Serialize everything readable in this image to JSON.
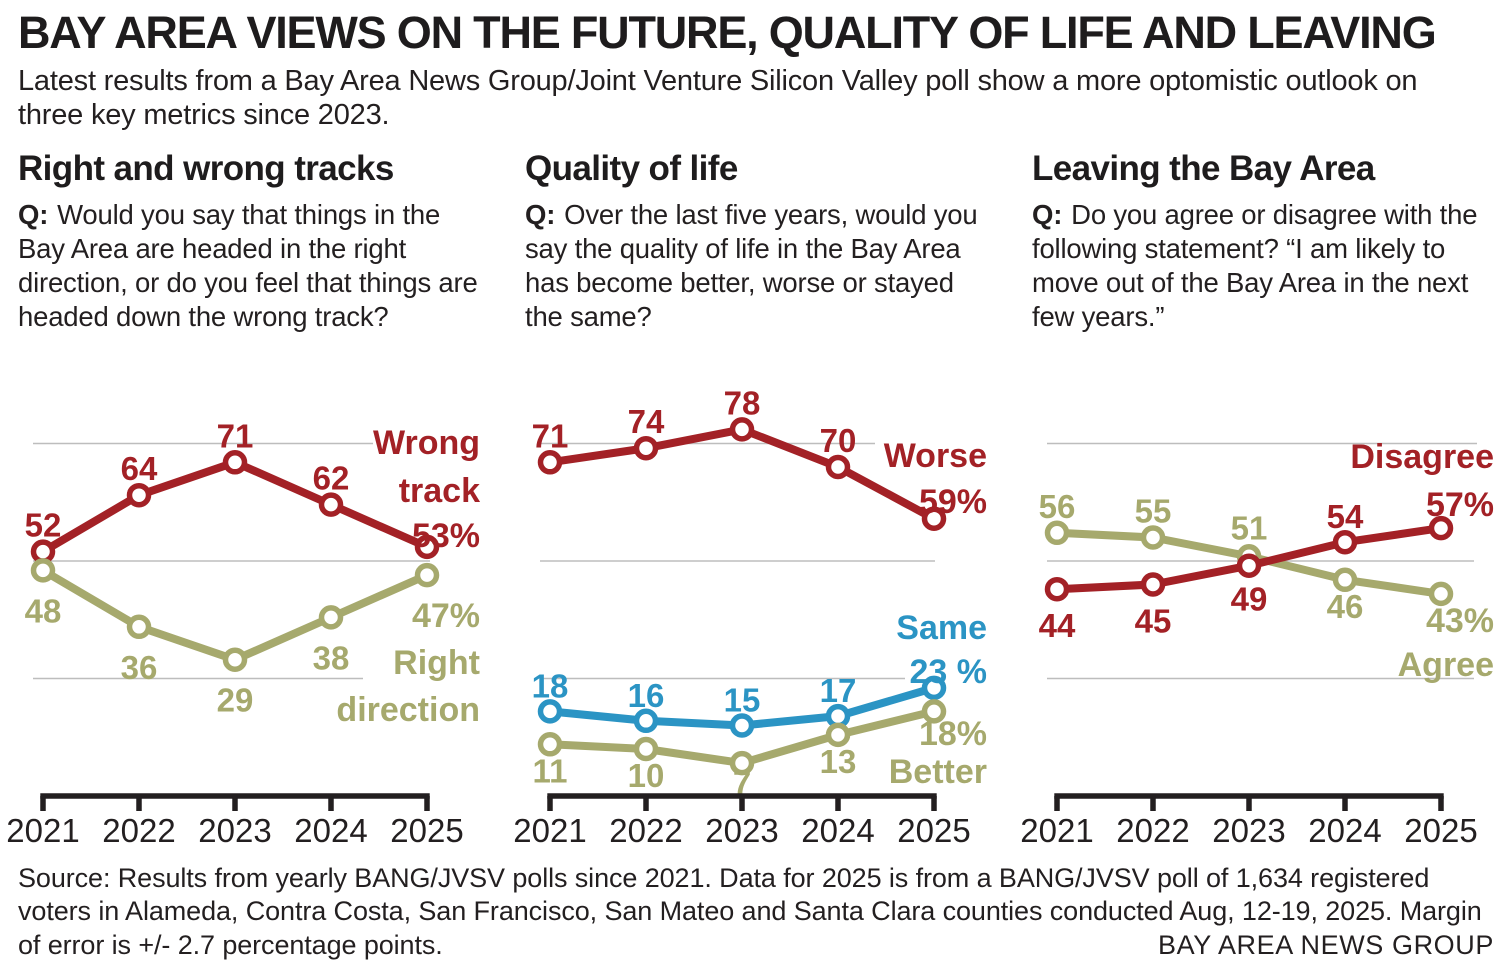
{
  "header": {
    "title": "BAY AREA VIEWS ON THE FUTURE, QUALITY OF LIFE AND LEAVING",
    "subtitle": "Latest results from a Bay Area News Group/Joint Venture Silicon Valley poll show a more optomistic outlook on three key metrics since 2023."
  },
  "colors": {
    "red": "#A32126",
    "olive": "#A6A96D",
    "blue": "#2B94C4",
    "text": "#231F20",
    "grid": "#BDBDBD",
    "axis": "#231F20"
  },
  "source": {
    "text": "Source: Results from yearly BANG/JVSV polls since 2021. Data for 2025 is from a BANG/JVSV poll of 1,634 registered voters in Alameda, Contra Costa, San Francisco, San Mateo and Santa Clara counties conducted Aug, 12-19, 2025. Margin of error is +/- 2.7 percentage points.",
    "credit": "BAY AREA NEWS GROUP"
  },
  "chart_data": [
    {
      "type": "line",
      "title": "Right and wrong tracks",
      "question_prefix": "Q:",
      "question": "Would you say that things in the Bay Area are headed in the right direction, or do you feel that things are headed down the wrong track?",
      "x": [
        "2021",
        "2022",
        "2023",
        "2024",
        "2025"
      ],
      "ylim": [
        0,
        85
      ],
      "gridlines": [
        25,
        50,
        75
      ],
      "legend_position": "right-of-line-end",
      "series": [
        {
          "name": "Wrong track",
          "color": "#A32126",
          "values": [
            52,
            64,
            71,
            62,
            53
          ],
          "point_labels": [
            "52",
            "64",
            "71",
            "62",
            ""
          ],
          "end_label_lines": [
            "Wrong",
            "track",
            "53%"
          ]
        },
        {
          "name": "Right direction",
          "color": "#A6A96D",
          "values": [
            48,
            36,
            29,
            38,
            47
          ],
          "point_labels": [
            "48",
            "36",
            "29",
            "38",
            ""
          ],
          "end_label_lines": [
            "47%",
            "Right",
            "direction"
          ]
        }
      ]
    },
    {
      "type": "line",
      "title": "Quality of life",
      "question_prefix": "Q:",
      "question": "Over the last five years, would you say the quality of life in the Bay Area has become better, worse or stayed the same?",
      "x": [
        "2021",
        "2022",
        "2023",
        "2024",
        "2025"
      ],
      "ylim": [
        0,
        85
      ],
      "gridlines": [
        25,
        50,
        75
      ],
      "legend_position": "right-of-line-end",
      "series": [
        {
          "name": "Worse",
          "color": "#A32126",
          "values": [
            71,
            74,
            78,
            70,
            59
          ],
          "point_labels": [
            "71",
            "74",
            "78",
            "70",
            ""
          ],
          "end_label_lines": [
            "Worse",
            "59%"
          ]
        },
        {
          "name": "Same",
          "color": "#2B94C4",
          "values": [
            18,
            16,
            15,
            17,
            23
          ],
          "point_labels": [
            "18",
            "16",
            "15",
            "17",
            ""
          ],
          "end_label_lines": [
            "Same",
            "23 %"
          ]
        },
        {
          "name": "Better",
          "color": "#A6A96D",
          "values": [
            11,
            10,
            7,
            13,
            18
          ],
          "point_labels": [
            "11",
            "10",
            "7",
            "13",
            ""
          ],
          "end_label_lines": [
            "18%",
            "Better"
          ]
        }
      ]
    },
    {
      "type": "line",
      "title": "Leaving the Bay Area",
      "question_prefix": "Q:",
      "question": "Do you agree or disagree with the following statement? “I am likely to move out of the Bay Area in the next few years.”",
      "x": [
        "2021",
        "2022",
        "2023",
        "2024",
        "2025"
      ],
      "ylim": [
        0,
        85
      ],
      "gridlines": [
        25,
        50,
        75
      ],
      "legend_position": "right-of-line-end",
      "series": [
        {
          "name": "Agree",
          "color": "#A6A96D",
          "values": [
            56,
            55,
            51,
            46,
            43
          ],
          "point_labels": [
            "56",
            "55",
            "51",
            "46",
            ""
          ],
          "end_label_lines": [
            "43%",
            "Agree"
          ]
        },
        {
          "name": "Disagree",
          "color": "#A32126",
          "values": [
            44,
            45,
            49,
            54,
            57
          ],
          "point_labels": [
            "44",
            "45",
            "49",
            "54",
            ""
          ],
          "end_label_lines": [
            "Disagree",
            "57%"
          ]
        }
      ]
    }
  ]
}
========
> Task to carry out: Do not include images; quote all of the entries above exactly.

> Answer:
Serialize everything readable in this image to JSON.
{
  "header": {
    "title": "BAY AREA VIEWS ON THE FUTURE, QUALITY OF LIFE AND LEAVING",
    "subtitle": "Latest results from a Bay Area News Group/Joint Venture Silicon Valley poll show a more optomistic outlook on three key metrics since 2023."
  },
  "colors": {
    "red": "#A32126",
    "olive": "#A6A96D",
    "blue": "#2B94C4",
    "text": "#231F20",
    "grid": "#BDBDBD",
    "axis": "#231F20"
  },
  "source": {
    "text": "Source: Results from yearly BANG/JVSV polls since 2021. Data for 2025 is from a BANG/JVSV poll of 1,634 registered voters in Alameda, Contra Costa, San Francisco, San Mateo and Santa Clara counties conducted Aug, 12-19, 2025. Margin of error is +/- 2.7 percentage points.",
    "credit": "BAY AREA NEWS GROUP"
  },
  "chart_data": [
    {
      "type": "line",
      "title": "Right and wrong tracks",
      "question_prefix": "Q:",
      "question": "Would you say that things in the Bay Area are headed in the right direction, or do you feel that things are headed down the wrong track?",
      "x": [
        "2021",
        "2022",
        "2023",
        "2024",
        "2025"
      ],
      "ylim": [
        0,
        85
      ],
      "gridlines": [
        25,
        50,
        75
      ],
      "legend_position": "right-of-line-end",
      "series": [
        {
          "name": "Wrong track",
          "color": "#A32126",
          "values": [
            52,
            64,
            71,
            62,
            53
          ],
          "point_labels": [
            "52",
            "64",
            "71",
            "62",
            ""
          ],
          "end_label_lines": [
            "Wrong",
            "track",
            "53%"
          ]
        },
        {
          "name": "Right direction",
          "color": "#A6A96D",
          "values": [
            48,
            36,
            29,
            38,
            47
          ],
          "point_labels": [
            "48",
            "36",
            "29",
            "38",
            ""
          ],
          "end_label_lines": [
            "47%",
            "Right",
            "direction"
          ]
        }
      ]
    },
    {
      "type": "line",
      "title": "Quality of life",
      "question_prefix": "Q:",
      "question": "Over the last five years, would you say the quality of life in the Bay Area has become better, worse or stayed the same?",
      "x": [
        "2021",
        "2022",
        "2023",
        "2024",
        "2025"
      ],
      "ylim": [
        0,
        85
      ],
      "gridlines": [
        25,
        50,
        75
      ],
      "legend_position": "right-of-line-end",
      "series": [
        {
          "name": "Worse",
          "color": "#A32126",
          "values": [
            71,
            74,
            78,
            70,
            59
          ],
          "point_labels": [
            "71",
            "74",
            "78",
            "70",
            ""
          ],
          "end_label_lines": [
            "Worse",
            "59%"
          ]
        },
        {
          "name": "Same",
          "color": "#2B94C4",
          "values": [
            18,
            16,
            15,
            17,
            23
          ],
          "point_labels": [
            "18",
            "16",
            "15",
            "17",
            ""
          ],
          "end_label_lines": [
            "Same",
            "23 %"
          ]
        },
        {
          "name": "Better",
          "color": "#A6A96D",
          "values": [
            11,
            10,
            7,
            13,
            18
          ],
          "point_labels": [
            "11",
            "10",
            "7",
            "13",
            ""
          ],
          "end_label_lines": [
            "18%",
            "Better"
          ]
        }
      ]
    },
    {
      "type": "line",
      "title": "Leaving the Bay Area",
      "question_prefix": "Q:",
      "question": "Do you agree or disagree with the following statement? “I am likely to move out of the Bay Area in the next few years.”",
      "x": [
        "2021",
        "2022",
        "2023",
        "2024",
        "2025"
      ],
      "ylim": [
        0,
        85
      ],
      "gridlines": [
        25,
        50,
        75
      ],
      "legend_position": "right-of-line-end",
      "series": [
        {
          "name": "Agree",
          "color": "#A6A96D",
          "values": [
            56,
            55,
            51,
            46,
            43
          ],
          "point_labels": [
            "56",
            "55",
            "51",
            "46",
            ""
          ],
          "end_label_lines": [
            "43%",
            "Agree"
          ]
        },
        {
          "name": "Disagree",
          "color": "#A32126",
          "values": [
            44,
            45,
            49,
            54,
            57
          ],
          "point_labels": [
            "44",
            "45",
            "49",
            "54",
            ""
          ],
          "end_label_lines": [
            "Disagree",
            "57%"
          ]
        }
      ]
    }
  ]
}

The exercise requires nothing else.